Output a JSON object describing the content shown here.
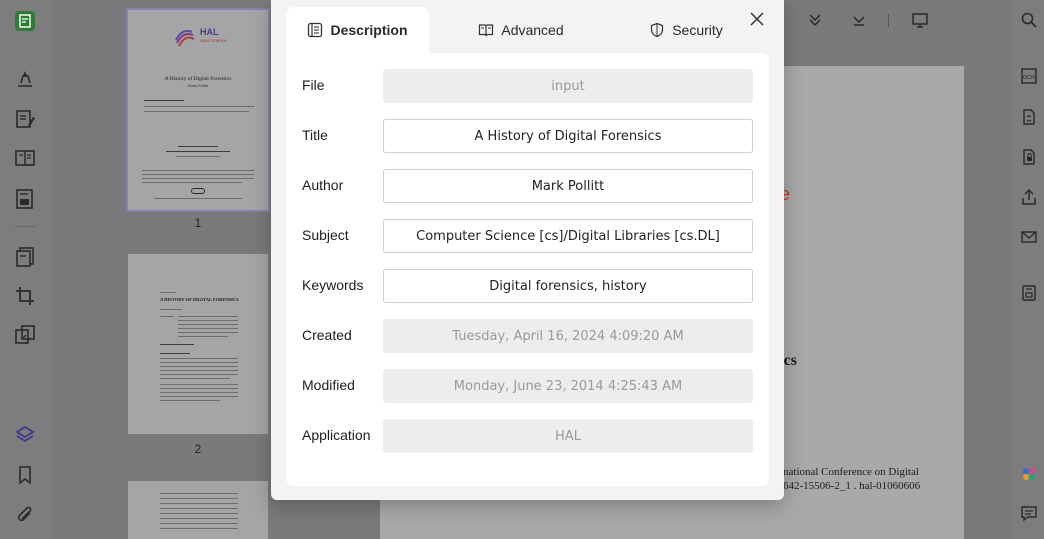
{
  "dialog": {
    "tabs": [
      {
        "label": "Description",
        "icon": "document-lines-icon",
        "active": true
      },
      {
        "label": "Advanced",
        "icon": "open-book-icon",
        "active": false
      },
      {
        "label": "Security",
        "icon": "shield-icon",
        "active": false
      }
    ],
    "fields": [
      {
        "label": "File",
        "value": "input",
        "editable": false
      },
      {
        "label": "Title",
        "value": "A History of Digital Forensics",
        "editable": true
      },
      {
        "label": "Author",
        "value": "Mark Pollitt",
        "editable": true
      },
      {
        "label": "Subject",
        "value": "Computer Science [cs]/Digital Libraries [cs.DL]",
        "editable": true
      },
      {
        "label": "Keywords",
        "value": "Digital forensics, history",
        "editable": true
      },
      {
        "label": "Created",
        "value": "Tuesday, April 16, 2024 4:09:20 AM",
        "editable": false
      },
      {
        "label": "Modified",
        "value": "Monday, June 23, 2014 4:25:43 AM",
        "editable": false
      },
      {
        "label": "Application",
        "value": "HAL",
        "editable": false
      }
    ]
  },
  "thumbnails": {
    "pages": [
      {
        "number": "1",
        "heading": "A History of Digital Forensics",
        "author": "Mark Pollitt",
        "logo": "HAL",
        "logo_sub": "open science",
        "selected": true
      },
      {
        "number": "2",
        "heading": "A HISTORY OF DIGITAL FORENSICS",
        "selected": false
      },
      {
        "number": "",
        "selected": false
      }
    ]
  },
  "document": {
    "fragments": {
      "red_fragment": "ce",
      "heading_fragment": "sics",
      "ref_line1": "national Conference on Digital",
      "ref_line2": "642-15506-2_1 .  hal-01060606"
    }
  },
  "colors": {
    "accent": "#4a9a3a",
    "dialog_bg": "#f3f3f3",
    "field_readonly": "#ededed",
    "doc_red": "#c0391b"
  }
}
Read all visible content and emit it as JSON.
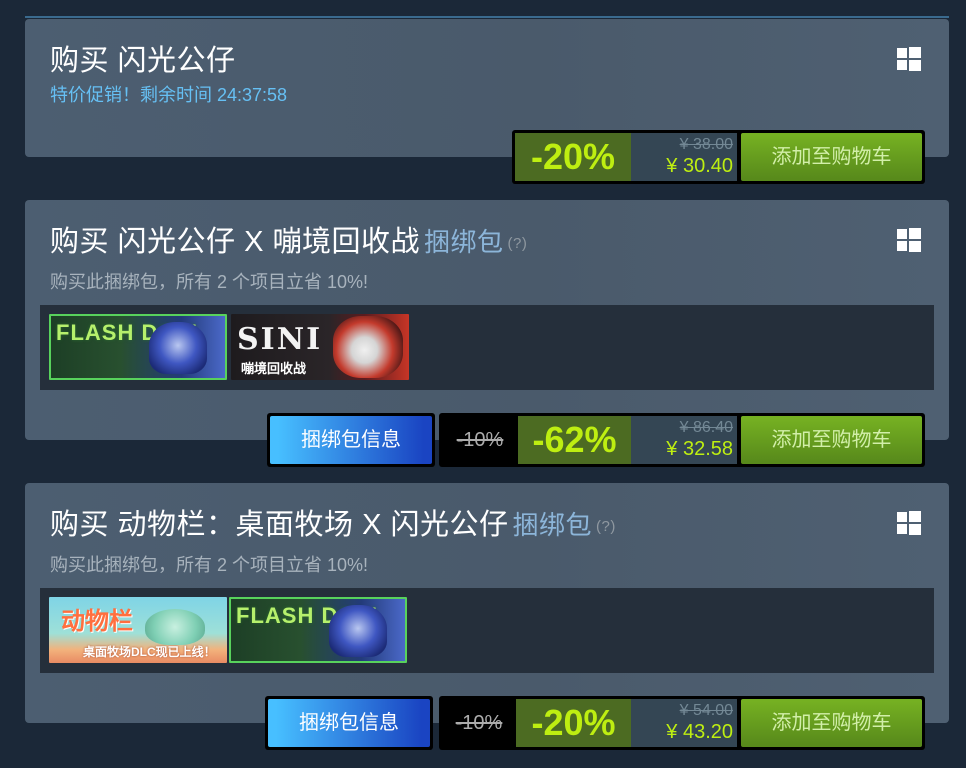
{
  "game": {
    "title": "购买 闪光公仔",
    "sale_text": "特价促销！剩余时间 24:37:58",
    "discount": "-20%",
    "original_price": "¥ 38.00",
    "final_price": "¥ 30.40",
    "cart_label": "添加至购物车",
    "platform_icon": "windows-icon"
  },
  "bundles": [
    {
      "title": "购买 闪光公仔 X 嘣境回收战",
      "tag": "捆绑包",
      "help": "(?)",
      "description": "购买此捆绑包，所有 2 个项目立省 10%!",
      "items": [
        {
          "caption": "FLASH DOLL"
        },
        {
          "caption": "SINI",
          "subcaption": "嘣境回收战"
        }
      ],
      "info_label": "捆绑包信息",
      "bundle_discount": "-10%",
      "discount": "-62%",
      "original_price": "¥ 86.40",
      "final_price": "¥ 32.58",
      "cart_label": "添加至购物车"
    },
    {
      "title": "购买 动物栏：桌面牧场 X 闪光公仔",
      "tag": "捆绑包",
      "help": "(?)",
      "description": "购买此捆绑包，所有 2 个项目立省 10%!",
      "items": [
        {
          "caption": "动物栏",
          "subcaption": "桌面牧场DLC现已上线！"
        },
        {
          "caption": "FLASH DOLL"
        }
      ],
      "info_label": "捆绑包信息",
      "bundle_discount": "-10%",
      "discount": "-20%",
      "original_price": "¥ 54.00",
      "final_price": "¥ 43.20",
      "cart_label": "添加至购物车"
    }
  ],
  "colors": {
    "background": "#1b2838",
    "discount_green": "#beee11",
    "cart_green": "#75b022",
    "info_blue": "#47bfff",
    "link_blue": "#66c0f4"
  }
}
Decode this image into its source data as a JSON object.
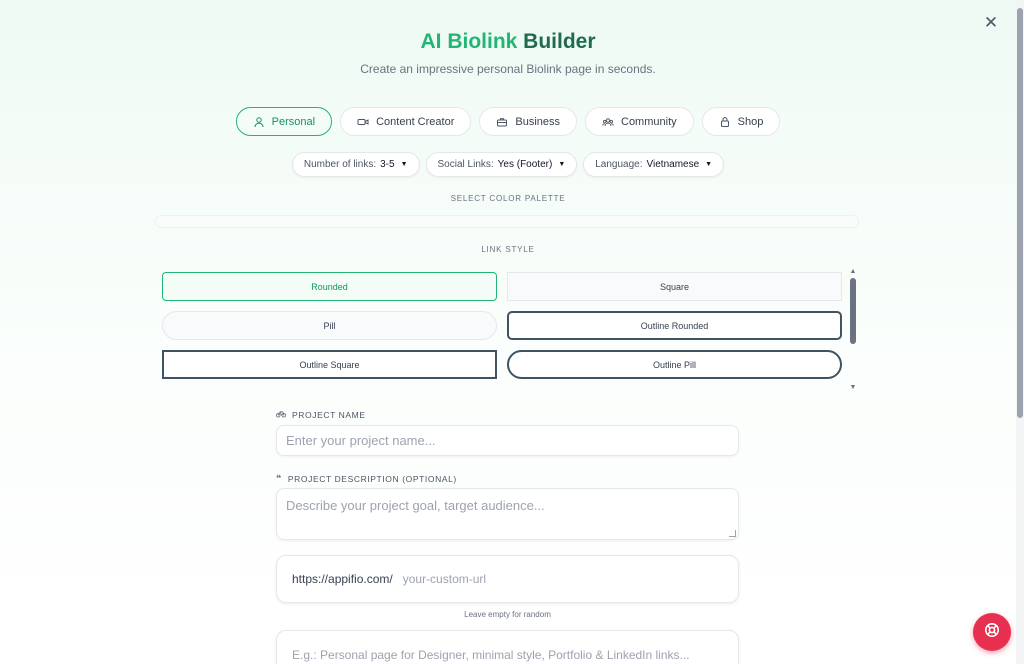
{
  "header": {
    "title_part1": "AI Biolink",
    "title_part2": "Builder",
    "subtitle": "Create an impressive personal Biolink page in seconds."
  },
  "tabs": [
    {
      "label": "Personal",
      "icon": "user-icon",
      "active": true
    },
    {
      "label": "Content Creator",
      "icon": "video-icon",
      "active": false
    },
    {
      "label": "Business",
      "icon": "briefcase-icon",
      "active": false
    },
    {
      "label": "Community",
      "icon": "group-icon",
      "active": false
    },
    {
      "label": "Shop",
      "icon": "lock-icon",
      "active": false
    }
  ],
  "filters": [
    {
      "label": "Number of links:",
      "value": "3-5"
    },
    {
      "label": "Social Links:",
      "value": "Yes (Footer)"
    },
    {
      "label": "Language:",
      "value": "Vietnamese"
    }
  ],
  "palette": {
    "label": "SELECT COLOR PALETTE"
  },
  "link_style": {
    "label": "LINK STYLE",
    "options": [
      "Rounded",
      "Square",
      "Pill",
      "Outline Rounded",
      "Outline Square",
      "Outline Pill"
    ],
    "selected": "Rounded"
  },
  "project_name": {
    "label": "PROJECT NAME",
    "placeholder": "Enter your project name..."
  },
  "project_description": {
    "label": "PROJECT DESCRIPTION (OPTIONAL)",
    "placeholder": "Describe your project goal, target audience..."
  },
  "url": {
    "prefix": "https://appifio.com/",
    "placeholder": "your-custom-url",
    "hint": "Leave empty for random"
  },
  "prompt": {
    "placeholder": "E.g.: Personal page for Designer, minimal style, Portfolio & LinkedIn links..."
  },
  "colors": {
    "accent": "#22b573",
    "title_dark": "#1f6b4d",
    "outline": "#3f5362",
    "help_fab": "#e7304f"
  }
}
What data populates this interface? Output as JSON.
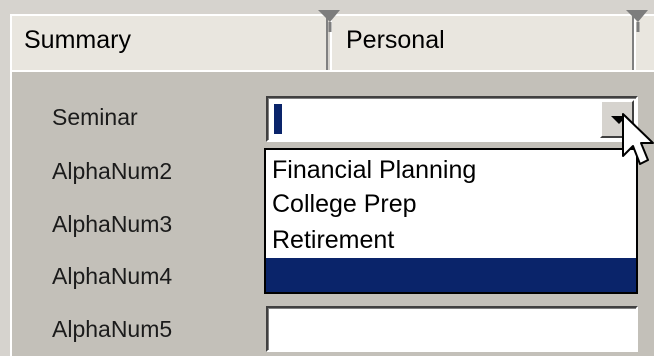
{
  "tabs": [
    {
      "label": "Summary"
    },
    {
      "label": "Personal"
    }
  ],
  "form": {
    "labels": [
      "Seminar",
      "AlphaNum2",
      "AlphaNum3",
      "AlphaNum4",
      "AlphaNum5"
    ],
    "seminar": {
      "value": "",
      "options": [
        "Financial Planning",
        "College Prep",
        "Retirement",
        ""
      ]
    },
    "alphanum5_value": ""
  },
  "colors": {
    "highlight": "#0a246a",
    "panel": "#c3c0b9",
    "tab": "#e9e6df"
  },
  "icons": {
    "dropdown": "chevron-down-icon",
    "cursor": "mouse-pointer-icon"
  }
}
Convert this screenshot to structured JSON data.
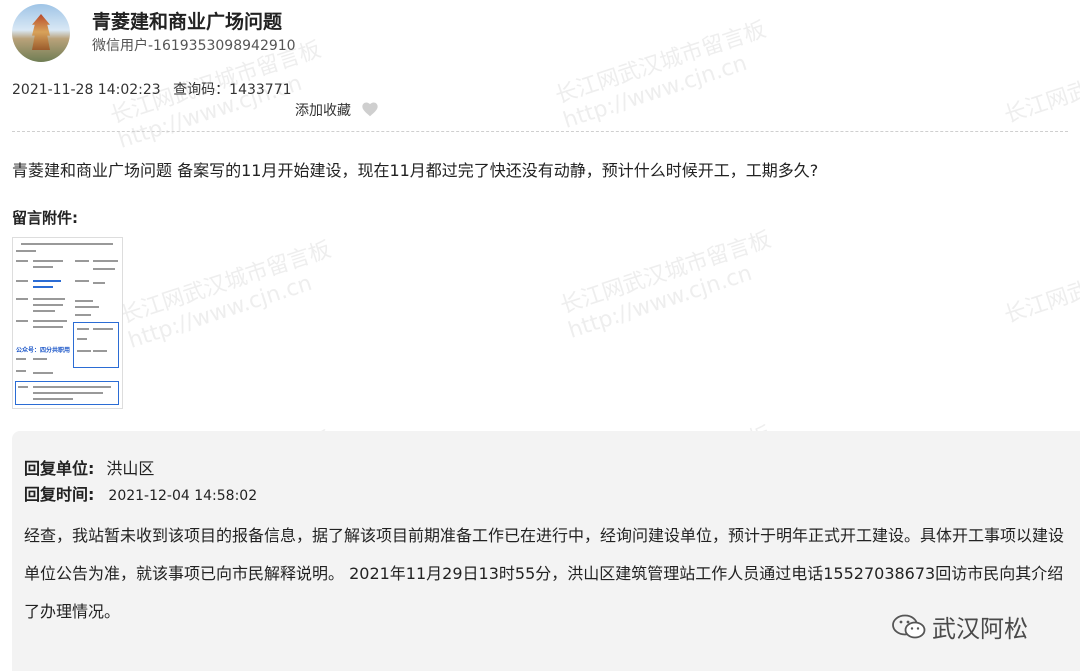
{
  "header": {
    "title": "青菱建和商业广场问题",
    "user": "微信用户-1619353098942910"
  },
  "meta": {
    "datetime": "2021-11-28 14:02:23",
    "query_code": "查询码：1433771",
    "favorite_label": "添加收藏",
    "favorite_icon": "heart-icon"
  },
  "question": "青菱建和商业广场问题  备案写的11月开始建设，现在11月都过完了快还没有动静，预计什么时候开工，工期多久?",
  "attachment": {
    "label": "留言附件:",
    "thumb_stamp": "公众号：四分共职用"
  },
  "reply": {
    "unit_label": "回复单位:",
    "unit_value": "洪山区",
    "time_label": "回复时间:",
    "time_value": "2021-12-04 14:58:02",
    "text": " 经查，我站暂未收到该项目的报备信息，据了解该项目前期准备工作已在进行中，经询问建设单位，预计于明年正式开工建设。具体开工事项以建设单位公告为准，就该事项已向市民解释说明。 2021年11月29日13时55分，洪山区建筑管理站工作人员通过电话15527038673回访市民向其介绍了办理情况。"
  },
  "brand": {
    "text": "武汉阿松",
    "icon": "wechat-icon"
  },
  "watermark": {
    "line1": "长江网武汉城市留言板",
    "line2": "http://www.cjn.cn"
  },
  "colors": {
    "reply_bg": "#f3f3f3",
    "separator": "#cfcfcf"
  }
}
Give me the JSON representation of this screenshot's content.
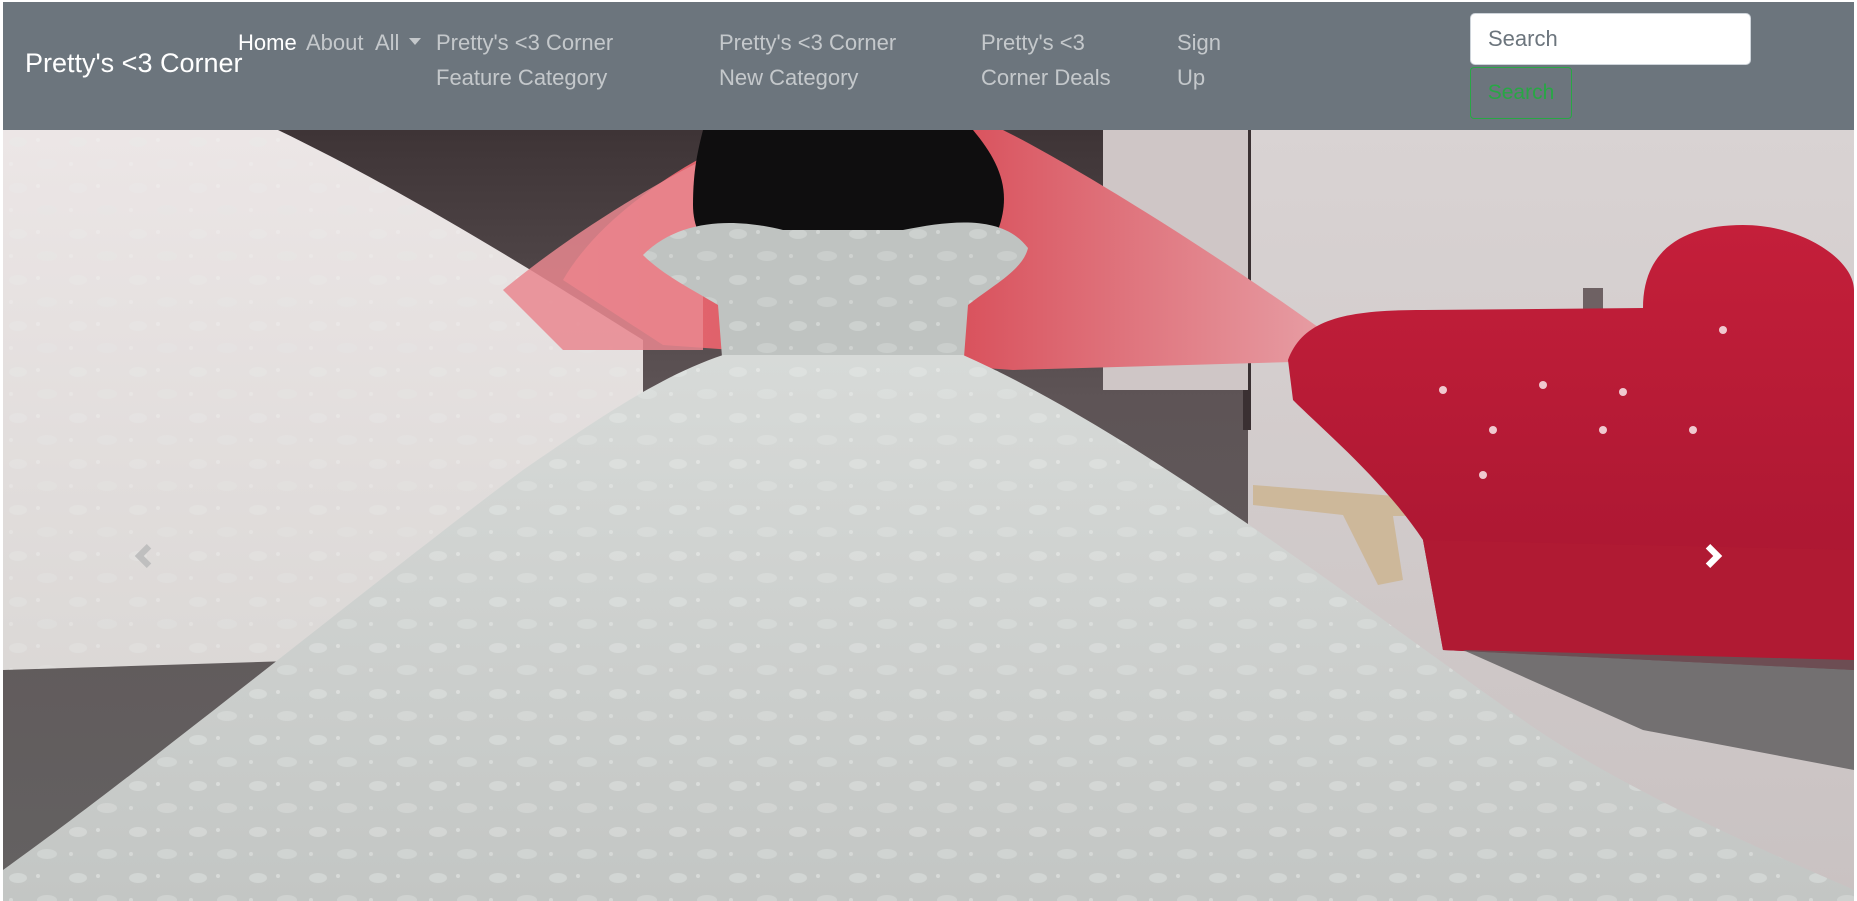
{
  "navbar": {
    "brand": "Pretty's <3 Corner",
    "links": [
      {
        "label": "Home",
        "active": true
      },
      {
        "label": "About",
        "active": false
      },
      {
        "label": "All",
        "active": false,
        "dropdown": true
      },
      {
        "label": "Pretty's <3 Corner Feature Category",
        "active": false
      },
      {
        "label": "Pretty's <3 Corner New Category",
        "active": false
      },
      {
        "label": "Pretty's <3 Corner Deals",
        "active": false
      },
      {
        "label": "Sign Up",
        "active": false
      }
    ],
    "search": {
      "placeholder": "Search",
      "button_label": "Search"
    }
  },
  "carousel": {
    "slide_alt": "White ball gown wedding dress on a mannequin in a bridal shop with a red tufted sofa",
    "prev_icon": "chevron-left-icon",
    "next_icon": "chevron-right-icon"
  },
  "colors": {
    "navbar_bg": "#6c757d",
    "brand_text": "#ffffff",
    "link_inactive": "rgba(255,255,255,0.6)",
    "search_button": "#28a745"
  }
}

++++++++++

Your instructions |
Extract lines where the string "嘣境回收战" occurs.

Written response |
      "title": "购买 闪光公仔 X 嘣境回收战",
          "subcaption": "嘣境回收战"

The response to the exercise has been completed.